Wherever "name" appears in a line, list that line.

========================================

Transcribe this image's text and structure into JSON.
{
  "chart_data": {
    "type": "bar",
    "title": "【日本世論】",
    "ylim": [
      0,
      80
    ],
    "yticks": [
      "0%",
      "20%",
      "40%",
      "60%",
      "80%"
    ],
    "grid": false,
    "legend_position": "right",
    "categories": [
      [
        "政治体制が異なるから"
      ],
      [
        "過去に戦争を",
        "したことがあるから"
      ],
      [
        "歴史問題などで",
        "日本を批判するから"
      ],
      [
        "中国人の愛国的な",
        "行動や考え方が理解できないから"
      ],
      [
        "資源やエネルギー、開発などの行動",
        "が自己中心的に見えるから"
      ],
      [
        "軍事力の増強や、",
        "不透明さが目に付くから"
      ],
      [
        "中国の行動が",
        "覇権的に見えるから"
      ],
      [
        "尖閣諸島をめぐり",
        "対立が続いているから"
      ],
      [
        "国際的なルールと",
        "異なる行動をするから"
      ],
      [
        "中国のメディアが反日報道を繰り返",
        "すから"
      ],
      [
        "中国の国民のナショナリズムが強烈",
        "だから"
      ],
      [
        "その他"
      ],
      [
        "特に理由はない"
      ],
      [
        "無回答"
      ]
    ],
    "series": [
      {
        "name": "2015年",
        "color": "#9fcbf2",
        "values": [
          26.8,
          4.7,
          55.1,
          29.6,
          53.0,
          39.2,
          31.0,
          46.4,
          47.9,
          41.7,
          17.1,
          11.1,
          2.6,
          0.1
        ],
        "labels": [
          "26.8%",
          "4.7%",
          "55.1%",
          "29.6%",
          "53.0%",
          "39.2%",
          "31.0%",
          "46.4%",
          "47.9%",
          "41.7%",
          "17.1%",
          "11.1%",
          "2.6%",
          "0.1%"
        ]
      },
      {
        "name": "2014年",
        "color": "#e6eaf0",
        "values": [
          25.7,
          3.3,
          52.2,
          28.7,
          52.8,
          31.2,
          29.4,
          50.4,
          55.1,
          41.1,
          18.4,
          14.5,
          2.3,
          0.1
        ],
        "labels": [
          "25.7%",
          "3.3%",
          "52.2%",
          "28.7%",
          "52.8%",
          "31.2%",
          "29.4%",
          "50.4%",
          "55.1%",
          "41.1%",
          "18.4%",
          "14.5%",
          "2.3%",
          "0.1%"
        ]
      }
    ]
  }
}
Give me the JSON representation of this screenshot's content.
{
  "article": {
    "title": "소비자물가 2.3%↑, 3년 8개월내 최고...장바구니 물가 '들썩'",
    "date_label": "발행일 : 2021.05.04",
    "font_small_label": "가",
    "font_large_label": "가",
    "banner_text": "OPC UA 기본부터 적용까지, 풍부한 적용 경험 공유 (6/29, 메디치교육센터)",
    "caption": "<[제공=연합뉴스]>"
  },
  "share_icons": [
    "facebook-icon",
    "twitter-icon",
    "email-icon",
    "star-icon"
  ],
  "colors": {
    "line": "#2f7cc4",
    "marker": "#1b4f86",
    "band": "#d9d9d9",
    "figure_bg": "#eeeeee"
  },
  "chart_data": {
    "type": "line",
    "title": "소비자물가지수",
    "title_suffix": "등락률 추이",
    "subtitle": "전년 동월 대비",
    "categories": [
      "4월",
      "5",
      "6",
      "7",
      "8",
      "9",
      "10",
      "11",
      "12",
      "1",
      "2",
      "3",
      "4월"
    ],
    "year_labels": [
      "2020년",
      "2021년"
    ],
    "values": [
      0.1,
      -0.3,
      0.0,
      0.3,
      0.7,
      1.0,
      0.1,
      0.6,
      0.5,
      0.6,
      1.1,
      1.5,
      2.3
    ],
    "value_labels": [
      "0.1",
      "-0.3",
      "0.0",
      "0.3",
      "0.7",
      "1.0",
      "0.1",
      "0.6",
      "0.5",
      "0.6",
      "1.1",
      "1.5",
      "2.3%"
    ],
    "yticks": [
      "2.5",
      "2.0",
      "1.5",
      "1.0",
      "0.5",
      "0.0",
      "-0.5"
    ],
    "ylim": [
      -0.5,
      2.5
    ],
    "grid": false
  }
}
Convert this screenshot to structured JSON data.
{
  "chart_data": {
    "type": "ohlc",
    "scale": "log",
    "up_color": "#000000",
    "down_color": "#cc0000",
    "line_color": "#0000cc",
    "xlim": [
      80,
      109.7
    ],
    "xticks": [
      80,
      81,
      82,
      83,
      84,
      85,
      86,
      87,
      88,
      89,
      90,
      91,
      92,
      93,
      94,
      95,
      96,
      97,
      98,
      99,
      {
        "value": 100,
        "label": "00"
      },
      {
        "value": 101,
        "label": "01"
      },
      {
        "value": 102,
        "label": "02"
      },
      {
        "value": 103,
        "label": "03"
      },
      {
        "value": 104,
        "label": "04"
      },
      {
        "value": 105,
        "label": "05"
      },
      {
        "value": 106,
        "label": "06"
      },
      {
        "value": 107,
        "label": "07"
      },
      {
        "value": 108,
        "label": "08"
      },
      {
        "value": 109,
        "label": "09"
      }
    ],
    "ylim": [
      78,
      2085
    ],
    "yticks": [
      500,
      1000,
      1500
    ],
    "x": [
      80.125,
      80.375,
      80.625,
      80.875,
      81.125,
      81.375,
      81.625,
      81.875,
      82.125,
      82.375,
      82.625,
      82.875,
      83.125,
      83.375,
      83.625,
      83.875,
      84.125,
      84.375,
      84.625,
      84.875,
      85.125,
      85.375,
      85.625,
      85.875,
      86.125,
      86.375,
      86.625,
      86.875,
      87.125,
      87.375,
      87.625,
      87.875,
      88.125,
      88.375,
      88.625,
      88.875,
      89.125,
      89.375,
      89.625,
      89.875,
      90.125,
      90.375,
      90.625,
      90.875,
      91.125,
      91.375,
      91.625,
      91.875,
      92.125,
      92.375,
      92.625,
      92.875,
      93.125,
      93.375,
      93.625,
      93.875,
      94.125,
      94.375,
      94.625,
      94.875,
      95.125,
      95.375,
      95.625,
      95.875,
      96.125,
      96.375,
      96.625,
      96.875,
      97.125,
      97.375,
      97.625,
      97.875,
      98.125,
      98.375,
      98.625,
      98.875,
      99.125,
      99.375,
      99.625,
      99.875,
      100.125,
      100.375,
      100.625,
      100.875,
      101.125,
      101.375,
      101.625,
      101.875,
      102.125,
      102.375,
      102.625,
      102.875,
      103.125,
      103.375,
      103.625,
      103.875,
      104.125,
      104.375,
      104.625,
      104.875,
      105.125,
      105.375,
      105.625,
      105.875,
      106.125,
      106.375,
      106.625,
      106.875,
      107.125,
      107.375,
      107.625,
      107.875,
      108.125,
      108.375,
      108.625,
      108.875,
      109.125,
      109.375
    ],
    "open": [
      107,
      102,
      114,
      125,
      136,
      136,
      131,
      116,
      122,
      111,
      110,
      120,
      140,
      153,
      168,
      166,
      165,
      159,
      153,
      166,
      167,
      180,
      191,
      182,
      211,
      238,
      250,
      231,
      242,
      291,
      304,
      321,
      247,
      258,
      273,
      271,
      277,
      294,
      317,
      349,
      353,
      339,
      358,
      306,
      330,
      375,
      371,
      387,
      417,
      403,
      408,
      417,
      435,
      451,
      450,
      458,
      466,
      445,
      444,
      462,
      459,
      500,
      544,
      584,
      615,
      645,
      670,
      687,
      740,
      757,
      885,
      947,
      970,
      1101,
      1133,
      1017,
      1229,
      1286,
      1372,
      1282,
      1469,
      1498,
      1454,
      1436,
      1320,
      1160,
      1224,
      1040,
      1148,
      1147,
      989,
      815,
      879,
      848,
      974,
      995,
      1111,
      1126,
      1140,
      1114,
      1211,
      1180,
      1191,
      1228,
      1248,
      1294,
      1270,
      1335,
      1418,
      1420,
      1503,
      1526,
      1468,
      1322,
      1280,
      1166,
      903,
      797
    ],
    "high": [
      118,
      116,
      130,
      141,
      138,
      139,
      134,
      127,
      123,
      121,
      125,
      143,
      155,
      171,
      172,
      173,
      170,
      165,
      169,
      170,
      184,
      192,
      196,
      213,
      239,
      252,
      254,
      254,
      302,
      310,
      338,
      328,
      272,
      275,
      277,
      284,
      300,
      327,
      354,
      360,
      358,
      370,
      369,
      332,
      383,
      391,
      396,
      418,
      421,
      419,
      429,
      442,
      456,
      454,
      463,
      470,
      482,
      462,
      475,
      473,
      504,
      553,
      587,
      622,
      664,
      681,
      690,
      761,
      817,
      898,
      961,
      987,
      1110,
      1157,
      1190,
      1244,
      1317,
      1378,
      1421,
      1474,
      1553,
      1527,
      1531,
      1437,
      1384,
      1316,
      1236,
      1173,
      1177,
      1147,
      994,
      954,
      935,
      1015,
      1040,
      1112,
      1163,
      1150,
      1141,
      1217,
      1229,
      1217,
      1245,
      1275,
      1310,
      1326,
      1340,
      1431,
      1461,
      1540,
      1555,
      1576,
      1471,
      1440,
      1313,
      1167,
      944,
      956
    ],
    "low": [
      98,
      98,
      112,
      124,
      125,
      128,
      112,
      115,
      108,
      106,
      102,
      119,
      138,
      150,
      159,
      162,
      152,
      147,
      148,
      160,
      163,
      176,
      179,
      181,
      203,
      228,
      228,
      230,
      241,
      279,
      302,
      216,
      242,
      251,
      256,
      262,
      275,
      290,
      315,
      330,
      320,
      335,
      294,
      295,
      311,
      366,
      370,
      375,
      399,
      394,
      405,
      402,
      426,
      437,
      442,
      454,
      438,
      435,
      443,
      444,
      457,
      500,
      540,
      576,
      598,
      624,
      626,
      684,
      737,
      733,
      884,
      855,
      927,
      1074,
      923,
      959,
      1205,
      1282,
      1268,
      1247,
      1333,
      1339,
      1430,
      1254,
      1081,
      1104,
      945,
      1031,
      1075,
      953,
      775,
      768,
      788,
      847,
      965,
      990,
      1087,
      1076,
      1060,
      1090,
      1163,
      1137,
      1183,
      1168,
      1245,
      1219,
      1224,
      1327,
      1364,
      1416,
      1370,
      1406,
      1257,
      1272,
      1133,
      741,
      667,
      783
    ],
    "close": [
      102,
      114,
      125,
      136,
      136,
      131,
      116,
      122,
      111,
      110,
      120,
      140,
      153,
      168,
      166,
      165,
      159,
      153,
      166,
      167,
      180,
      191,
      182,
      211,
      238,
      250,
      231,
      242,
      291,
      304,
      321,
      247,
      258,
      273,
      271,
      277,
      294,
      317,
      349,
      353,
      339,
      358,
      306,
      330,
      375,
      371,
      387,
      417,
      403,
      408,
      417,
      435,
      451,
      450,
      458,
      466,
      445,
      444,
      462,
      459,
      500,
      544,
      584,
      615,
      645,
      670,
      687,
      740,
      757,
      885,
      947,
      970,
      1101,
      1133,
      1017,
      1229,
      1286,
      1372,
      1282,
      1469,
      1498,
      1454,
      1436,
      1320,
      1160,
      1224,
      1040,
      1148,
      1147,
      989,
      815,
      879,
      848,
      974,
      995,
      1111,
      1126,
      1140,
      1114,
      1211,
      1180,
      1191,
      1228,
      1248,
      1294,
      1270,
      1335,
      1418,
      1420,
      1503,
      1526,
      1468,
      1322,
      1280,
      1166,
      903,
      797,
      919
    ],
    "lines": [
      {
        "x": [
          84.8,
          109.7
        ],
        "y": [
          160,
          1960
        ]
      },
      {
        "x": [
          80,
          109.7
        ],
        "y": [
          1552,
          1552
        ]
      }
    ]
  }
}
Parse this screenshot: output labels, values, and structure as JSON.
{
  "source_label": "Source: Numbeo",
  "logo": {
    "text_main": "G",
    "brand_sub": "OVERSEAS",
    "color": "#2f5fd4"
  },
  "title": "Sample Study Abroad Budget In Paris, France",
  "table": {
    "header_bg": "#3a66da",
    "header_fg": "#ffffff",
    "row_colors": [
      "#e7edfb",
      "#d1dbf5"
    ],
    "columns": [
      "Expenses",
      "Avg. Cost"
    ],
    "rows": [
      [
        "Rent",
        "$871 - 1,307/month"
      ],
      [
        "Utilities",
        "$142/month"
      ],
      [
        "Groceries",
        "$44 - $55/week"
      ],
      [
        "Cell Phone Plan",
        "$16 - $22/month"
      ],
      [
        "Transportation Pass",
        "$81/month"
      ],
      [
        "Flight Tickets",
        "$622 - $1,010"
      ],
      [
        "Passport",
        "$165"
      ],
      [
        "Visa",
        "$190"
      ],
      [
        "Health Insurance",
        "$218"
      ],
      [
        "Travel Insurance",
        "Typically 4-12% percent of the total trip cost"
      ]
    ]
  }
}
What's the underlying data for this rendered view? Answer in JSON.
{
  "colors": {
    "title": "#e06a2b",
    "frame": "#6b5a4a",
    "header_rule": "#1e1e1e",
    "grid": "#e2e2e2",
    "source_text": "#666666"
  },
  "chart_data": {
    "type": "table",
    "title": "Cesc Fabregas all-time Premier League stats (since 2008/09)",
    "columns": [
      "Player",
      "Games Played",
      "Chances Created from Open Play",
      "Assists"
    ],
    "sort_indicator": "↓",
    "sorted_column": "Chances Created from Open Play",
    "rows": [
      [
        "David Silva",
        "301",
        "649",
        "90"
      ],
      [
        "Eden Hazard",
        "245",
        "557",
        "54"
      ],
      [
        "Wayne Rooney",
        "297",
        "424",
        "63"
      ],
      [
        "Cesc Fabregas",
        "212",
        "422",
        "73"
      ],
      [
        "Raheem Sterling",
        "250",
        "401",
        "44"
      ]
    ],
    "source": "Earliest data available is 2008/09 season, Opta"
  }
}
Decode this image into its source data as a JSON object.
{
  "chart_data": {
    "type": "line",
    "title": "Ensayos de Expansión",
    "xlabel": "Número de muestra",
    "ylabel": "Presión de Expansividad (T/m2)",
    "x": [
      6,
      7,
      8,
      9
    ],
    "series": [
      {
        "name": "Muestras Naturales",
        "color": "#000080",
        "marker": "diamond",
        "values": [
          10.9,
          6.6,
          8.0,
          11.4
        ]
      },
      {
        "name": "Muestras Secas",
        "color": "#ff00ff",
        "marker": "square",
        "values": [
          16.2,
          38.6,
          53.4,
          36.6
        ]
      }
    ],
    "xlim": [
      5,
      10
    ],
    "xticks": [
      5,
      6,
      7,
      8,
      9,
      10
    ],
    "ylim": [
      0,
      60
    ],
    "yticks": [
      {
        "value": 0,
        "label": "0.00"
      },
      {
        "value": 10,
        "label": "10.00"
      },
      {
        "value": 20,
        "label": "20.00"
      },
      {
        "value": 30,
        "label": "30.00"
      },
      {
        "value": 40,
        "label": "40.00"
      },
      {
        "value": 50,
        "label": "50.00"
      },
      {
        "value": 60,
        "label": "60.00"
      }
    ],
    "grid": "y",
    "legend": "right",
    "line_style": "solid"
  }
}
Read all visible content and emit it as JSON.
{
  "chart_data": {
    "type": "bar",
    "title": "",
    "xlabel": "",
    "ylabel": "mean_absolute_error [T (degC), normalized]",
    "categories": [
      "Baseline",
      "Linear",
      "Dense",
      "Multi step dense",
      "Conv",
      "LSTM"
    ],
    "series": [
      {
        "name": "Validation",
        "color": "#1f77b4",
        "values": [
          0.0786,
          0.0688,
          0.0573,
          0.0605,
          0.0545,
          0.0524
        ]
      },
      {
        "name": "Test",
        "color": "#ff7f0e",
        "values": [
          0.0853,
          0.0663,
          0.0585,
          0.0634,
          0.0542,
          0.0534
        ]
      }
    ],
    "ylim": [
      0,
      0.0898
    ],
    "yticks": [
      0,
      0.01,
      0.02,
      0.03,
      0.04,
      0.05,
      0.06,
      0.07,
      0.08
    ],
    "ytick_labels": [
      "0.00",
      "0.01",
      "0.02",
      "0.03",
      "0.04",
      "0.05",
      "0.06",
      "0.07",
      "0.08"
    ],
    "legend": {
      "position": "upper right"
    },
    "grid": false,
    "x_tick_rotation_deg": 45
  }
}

========================================

* **Correct result**
        "name": "2015年",
        "name": "2014年",
        "name": "Muestras Naturales",
        "name": "Muestras Secas",
        "name": "Validation",
        "name": "Test",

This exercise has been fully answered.